*WHAT YOU NEED TO DO:* Find each line holding "prices" and copy it out.

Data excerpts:
········

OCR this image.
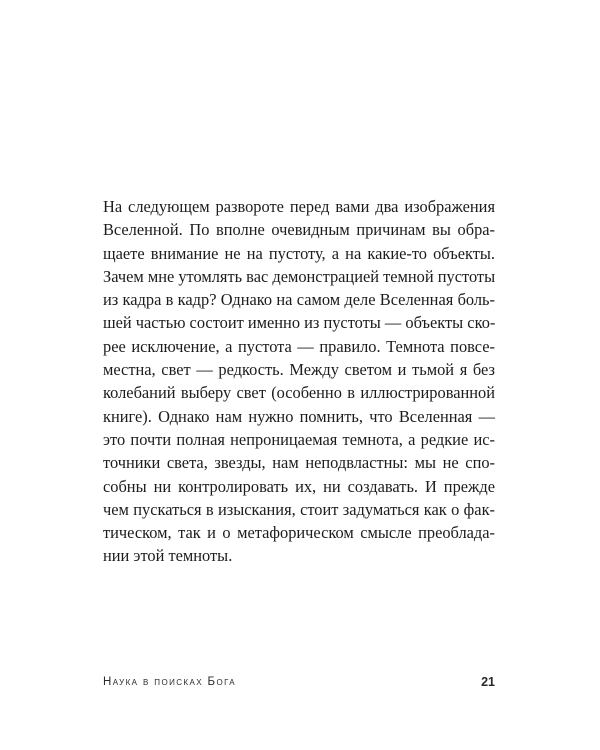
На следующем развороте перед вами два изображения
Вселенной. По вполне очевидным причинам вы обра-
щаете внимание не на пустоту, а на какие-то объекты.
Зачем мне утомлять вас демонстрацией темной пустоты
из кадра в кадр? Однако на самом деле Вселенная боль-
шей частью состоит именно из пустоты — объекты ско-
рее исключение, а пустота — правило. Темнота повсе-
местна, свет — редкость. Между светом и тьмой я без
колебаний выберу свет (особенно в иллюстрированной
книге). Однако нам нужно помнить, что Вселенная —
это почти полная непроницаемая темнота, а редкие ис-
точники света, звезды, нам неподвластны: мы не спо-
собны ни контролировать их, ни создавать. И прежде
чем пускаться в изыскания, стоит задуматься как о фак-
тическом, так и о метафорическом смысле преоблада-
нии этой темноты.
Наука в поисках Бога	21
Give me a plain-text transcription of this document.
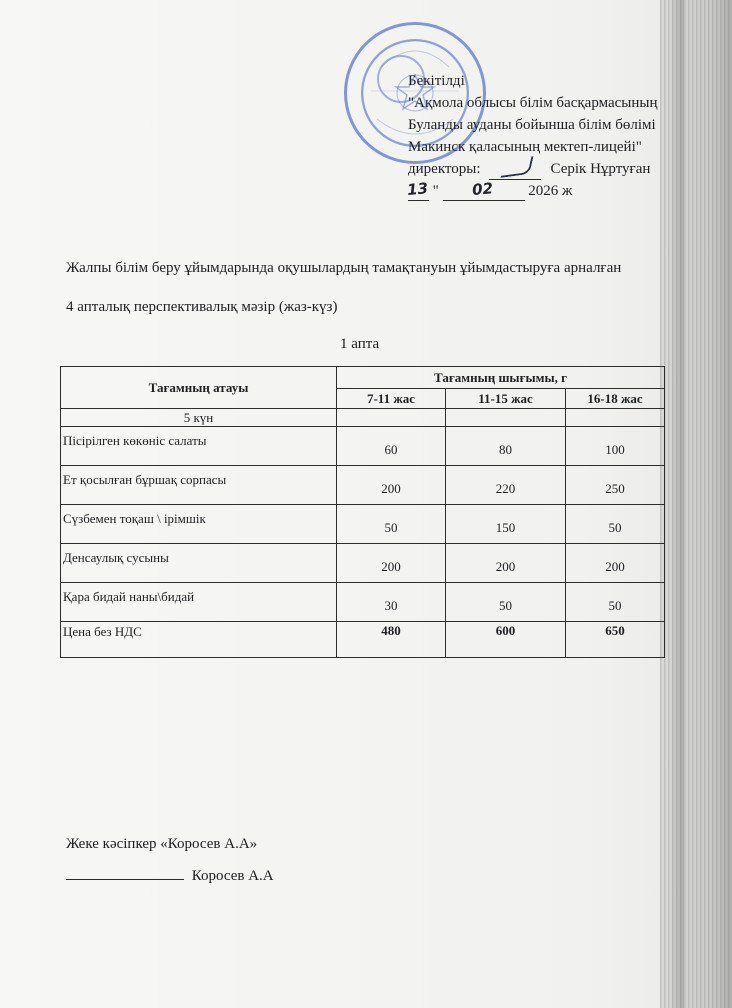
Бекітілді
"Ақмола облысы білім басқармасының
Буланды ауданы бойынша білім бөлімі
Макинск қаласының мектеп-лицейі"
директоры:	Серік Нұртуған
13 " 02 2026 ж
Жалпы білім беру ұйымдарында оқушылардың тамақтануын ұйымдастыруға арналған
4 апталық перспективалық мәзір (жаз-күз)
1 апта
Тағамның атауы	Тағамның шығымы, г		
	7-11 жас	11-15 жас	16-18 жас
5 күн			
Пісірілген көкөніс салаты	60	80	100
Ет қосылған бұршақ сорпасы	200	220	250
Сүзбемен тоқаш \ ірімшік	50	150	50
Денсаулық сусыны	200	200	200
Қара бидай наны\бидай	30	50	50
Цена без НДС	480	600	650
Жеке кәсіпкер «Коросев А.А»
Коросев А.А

········

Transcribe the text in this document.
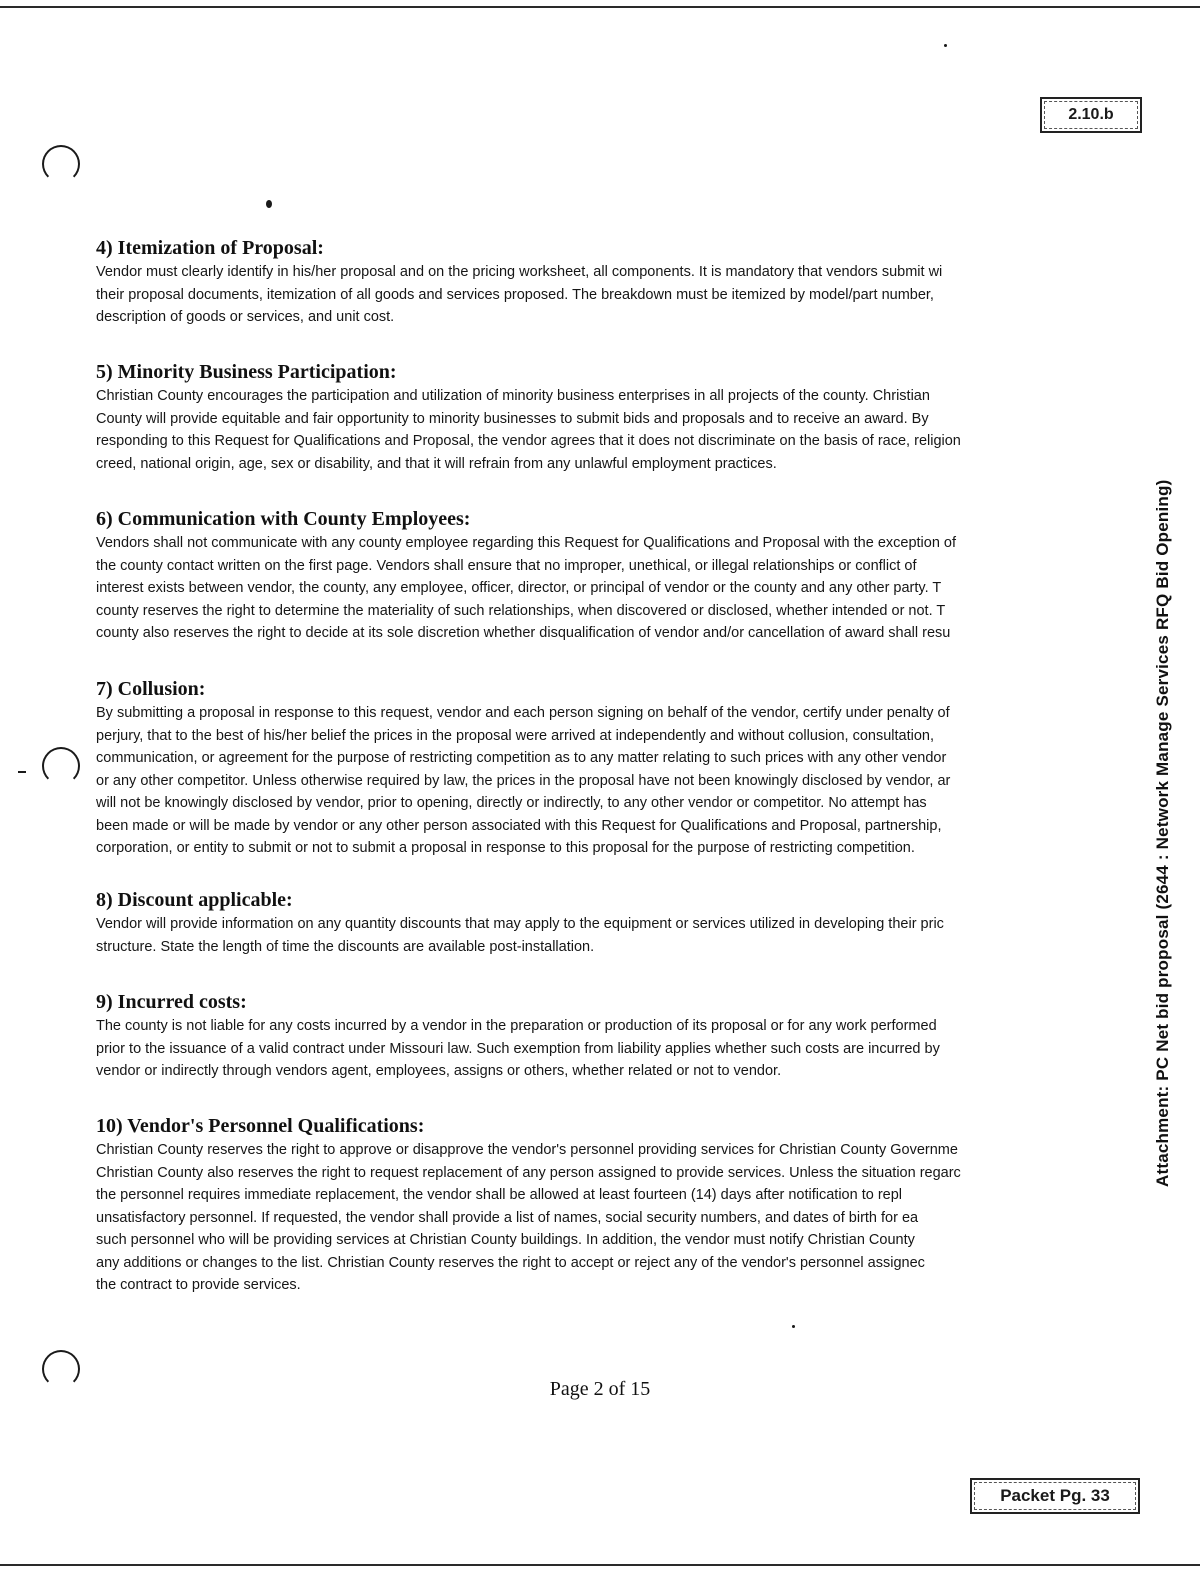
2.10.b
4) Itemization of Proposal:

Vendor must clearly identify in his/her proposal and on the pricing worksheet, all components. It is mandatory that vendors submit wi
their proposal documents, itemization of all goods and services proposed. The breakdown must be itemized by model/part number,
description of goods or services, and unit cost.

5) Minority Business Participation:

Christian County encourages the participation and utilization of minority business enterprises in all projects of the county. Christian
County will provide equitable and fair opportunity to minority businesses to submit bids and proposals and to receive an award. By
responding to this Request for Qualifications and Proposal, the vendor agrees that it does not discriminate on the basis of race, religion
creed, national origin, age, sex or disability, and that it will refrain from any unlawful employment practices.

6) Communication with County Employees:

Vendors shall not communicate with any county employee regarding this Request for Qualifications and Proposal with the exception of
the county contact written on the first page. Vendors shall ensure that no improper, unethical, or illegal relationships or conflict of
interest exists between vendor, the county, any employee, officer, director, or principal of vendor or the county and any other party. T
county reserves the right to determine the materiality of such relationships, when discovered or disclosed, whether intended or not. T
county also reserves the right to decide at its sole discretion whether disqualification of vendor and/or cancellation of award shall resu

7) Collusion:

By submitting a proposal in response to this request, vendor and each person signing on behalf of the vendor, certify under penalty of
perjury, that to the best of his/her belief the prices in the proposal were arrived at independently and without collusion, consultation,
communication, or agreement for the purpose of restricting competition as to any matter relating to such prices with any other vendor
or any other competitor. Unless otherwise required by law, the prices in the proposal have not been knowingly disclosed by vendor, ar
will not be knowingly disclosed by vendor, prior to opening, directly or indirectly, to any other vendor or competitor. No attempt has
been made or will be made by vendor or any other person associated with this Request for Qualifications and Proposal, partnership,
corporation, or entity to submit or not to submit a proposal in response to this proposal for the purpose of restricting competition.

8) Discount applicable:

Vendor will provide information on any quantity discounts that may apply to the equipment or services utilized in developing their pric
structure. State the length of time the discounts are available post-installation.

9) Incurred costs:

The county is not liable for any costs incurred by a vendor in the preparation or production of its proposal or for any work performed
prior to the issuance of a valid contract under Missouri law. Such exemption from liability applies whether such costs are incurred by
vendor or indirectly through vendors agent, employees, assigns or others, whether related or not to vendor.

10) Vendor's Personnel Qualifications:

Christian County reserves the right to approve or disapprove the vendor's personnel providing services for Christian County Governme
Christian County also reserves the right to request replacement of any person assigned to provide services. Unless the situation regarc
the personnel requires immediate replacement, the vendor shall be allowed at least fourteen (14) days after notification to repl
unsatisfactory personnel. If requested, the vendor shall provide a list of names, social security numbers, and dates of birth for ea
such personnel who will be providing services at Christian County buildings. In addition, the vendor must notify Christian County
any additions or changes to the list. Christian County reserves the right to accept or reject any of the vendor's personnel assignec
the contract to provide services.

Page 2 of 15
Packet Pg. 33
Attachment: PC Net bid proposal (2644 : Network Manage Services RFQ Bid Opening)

········

*ANSWER TO THIS PROBLEM:*
perjury, that to the best of his/her belief the prices in the proposal were arrived at independently and without collusion, consultation,
communication, or agreement for the purpose of restricting competition as to any matter relating to such prices with any other vendor
or any other competitor. Unless otherwise required by law, the prices in the proposal have not been knowingly disclosed by vendor, ar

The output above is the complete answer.